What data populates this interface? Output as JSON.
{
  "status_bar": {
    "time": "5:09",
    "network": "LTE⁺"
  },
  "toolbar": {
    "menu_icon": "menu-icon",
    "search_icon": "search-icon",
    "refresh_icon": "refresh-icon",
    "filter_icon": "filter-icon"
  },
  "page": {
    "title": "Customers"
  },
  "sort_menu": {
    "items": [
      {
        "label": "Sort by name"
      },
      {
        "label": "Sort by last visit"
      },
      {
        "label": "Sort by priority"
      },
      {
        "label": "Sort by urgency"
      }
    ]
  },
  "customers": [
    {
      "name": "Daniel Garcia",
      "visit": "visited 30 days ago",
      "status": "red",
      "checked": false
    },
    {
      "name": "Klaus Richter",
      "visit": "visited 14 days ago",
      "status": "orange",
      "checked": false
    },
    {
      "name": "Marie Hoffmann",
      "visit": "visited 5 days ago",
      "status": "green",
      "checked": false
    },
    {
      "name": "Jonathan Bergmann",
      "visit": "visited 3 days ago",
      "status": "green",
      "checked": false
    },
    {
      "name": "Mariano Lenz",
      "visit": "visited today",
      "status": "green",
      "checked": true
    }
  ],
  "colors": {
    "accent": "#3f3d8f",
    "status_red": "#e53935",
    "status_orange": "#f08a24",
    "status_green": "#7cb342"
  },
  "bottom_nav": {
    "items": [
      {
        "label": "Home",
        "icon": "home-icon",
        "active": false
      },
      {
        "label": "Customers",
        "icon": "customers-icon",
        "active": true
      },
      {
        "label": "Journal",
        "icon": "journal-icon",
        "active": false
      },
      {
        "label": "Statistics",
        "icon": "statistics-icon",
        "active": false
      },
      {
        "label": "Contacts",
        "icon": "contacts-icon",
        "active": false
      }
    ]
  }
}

------------------------------------------------------------

DIRECTIVE: Repeat the entries shown above, every one, word for word.

COMPLETE OUTPUT:
What data populates this interface? Output as JSON.
{
  "status_bar": {
    "time": "5:09",
    "network": "LTE⁺"
  },
  "toolbar": {
    "menu_icon": "menu-icon",
    "search_icon": "search-icon",
    "refresh_icon": "refresh-icon",
    "filter_icon": "filter-icon"
  },
  "page": {
    "title": "Customers"
  },
  "sort_menu": {
    "items": [
      {
        "label": "Sort by name"
      },
      {
        "label": "Sort by last visit"
      },
      {
        "label": "Sort by priority"
      },
      {
        "label": "Sort by urgency"
      }
    ]
  },
  "customers": [
    {
      "name": "Daniel Garcia",
      "visit": "visited 30 days ago",
      "status": "red",
      "checked": false
    },
    {
      "name": "Klaus Richter",
      "visit": "visited 14 days ago",
      "status": "orange",
      "checked": false
    },
    {
      "name": "Marie Hoffmann",
      "visit": "visited 5 days ago",
      "status": "green",
      "checked": false
    },
    {
      "name": "Jonathan Bergmann",
      "visit": "visited 3 days ago",
      "status": "green",
      "checked": false
    },
    {
      "name": "Mariano Lenz",
      "visit": "visited today",
      "status": "green",
      "checked": true
    }
  ],
  "colors": {
    "accent": "#3f3d8f",
    "status_red": "#e53935",
    "status_orange": "#f08a24",
    "status_green": "#7cb342"
  },
  "bottom_nav": {
    "items": [
      {
        "label": "Home",
        "icon": "home-icon",
        "active": false
      },
      {
        "label": "Customers",
        "icon": "customers-icon",
        "active": true
      },
      {
        "label": "Journal",
        "icon": "journal-icon",
        "active": false
      },
      {
        "label": "Statistics",
        "icon": "statistics-icon",
        "active": false
      },
      {
        "label": "Contacts",
        "icon": "contacts-icon",
        "active": false
      }
    ]
  }
}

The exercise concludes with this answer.